What to work on
Produce a verbatim copy of the entries listed below.

Exercise data
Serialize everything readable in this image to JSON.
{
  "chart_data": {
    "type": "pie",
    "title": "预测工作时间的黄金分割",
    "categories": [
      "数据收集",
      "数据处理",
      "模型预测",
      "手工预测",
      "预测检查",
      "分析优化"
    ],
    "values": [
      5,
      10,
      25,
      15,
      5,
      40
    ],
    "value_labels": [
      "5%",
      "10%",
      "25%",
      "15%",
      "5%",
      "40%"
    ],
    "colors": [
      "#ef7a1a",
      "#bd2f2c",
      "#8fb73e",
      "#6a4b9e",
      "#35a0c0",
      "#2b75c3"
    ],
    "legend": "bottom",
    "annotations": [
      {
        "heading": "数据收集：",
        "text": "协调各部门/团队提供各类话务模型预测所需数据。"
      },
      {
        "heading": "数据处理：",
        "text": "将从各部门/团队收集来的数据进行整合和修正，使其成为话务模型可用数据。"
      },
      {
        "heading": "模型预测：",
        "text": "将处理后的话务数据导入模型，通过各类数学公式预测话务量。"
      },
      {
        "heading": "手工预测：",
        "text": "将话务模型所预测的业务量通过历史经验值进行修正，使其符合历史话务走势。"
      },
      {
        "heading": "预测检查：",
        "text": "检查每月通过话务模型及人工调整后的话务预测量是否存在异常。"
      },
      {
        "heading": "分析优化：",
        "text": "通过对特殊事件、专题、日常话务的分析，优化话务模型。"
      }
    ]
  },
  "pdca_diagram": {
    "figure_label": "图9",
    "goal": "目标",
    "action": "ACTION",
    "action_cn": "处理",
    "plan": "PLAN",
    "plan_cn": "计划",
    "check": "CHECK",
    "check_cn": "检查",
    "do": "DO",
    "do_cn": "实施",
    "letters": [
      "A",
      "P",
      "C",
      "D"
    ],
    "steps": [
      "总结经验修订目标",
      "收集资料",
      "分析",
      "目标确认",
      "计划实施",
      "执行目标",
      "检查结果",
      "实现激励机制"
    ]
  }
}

Answer to the problem
Serialize everything readable in this image to JSON.
{
  "chart_data": {
    "type": "pie",
    "title": "预测工作时间的黄金分割",
    "categories": [
      "数据收集",
      "数据处理",
      "模型预测",
      "手工预测",
      "预测检查",
      "分析优化"
    ],
    "values": [
      5,
      10,
      25,
      15,
      5,
      40
    ],
    "value_labels": [
      "5%",
      "10%",
      "25%",
      "15%",
      "5%",
      "40%"
    ],
    "colors": [
      "#ef7a1a",
      "#bd2f2c",
      "#8fb73e",
      "#6a4b9e",
      "#35a0c0",
      "#2b75c3"
    ],
    "legend": "bottom",
    "annotations": [
      {
        "heading": "数据收集：",
        "text": "协调各部门/团队提供各类话务模型预测所需数据。"
      },
      {
        "heading": "数据处理：",
        "text": "将从各部门/团队收集来的数据进行整合和修正，使其成为话务模型可用数据。"
      },
      {
        "heading": "模型预测：",
        "text": "将处理后的话务数据导入模型，通过各类数学公式预测话务量。"
      },
      {
        "heading": "手工预测：",
        "text": "将话务模型所预测的业务量通过历史经验值进行修正，使其符合历史话务走势。"
      },
      {
        "heading": "预测检查：",
        "text": "检查每月通过话务模型及人工调整后的话务预测量是否存在异常。"
      },
      {
        "heading": "分析优化：",
        "text": "通过对特殊事件、专题、日常话务的分析，优化话务模型。"
      }
    ]
  },
  "pdca_diagram": {
    "figure_label": "图9",
    "goal": "目标",
    "action": "ACTION",
    "action_cn": "处理",
    "plan": "PLAN",
    "plan_cn": "计划",
    "check": "CHECK",
    "check_cn": "检查",
    "do": "DO",
    "do_cn": "实施",
    "letters": [
      "A",
      "P",
      "C",
      "D"
    ],
    "steps": [
      "总结经验修订目标",
      "收集资料",
      "分析",
      "目标确认",
      "计划实施",
      "执行目标",
      "检查结果",
      "实现激励机制"
    ]
  }
}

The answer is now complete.